*Exercise goal*:
Retype all of the entries word for word.

════════

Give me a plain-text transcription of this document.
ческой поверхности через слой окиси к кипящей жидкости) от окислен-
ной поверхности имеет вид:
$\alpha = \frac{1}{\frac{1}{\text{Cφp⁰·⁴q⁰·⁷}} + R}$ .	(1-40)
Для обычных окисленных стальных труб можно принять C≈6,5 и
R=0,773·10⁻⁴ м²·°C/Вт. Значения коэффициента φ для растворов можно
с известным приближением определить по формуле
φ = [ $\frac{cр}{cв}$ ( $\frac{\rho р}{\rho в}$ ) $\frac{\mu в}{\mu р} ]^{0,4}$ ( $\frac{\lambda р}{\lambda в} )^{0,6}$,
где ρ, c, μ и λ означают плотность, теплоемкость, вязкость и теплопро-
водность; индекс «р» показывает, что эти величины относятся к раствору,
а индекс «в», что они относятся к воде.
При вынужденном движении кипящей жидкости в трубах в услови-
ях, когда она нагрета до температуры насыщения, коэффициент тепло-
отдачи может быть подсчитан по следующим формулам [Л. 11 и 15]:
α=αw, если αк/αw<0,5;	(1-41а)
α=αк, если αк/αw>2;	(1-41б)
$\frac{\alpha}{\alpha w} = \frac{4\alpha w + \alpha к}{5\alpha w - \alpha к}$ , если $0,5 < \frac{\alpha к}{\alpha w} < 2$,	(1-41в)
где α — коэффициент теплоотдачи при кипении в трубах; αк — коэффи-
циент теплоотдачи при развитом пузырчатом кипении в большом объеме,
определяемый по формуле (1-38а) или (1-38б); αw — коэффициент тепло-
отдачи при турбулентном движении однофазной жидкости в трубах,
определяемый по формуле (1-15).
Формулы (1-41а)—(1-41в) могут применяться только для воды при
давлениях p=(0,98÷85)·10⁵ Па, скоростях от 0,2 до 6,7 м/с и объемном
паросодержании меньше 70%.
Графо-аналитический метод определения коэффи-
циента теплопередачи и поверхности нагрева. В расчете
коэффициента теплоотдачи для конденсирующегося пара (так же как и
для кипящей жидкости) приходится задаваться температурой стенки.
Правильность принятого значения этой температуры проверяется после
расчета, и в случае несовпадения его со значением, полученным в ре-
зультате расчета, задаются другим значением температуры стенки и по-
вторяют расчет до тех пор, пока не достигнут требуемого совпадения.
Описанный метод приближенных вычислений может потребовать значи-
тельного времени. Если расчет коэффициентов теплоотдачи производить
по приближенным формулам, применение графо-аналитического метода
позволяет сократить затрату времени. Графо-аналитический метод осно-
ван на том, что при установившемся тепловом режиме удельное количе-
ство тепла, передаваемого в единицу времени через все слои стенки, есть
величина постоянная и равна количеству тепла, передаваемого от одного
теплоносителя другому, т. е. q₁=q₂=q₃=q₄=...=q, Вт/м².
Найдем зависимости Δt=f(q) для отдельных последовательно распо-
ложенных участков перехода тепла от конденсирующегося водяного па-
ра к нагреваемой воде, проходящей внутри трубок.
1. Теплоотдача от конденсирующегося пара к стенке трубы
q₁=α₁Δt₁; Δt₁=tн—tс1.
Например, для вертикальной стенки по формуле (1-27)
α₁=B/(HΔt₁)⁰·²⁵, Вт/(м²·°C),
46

════════

*Exercise response*:
Give me a plain-text transcription of this document.
ческой поверхности через слой окиси к кипящей жидкости) от окислен-
ной поверхности имеет вид:
$\alpha = \frac{1}{\frac{1}{\text{Cφp⁰·⁴q⁰·⁷}} + R}$ .	(1-40)
Для обычных окисленных стальных труб можно принять C≈6,5 и
R=0,773·10⁻⁴ м²·°C/Вт. Значения коэффициента φ для растворов можно
с известным приближением определить по формуле
φ = [ $\frac{cр}{cв}$ ( $\frac{\rho р}{\rho в}$ ) $\frac{\mu в}{\mu р} ]^{0,4}$ ( $\frac{\lambda р}{\lambda в} )^{0,6}$,
где ρ, c, μ и λ означают плотность, теплоемкость, вязкость и теплопро-
водность; индекс «р» показывает, что эти величины относятся к раствору,
а индекс «в», что они относятся к воде.
При вынужденном движении кипящей жидкости в трубах в услови-
ях, когда она нагрета до температуры насыщения, коэффициент тепло-
отдачи может быть подсчитан по следующим формулам [Л. 11 и 15]:
α=αw, если αк/αw<0,5;	(1-41а)
α=αк, если αк/αw>2;	(1-41б)
$\frac{\alpha}{\alpha w} = \frac{4\alpha w + \alpha к}{5\alpha w - \alpha к}$ , если $0,5 < \frac{\alpha к}{\alpha w} < 2$,	(1-41в)
где α — коэффициент теплоотдачи при кипении в трубах; αк — коэффи-
циент теплоотдачи при развитом пузырчатом кипении в большом объеме,
определяемый по формуле (1-38а) или (1-38б); αw — коэффициент тепло-
отдачи при турбулентном движении однофазной жидкости в трубах,
определяемый по формуле (1-15).
Формулы (1-41а)—(1-41в) могут применяться только для воды при
давлениях p=(0,98÷85)·10⁵ Па, скоростях от 0,2 до 6,7 м/с и объемном
паросодержании меньше 70%.
Графо-аналитический метод определения коэффи-
циента теплопередачи и поверхности нагрева. В расчете
коэффициента теплоотдачи для конденсирующегося пара (так же как и
для кипящей жидкости) приходится задаваться температурой стенки.
Правильность принятого значения этой температуры проверяется после
расчета, и в случае несовпадения его со значением, полученным в ре-
зультате расчета, задаются другим значением температуры стенки и по-
вторяют расчет до тех пор, пока не достигнут требуемого совпадения.
Описанный метод приближенных вычислений может потребовать значи-
тельного времени. Если расчет коэффициентов теплоотдачи производить
по приближенным формулам, применение графо-аналитического метода
позволяет сократить затрату времени. Графо-аналитический метод осно-
ван на том, что при установившемся тепловом режиме удельное количе-
ство тепла, передаваемого в единицу времени через все слои стенки, есть
величина постоянная и равна количеству тепла, передаваемого от одного
теплоносителя другому, т. е. q₁=q₂=q₃=q₄=...=q, Вт/м².
Найдем зависимости Δt=f(q) для отдельных последовательно распо-
ложенных участков перехода тепла от конденсирующегося водяного па-
ра к нагреваемой воде, проходящей внутри трубок.
1. Теплоотдача от конденсирующегося пара к стенке трубы
q₁=α₁Δt₁; Δt₁=tн—tс1.
Например, для вертикальной стенки по формуле (1-27)
α₁=B/(HΔt₁)⁰·²⁵, Вт/(м²·°C),
46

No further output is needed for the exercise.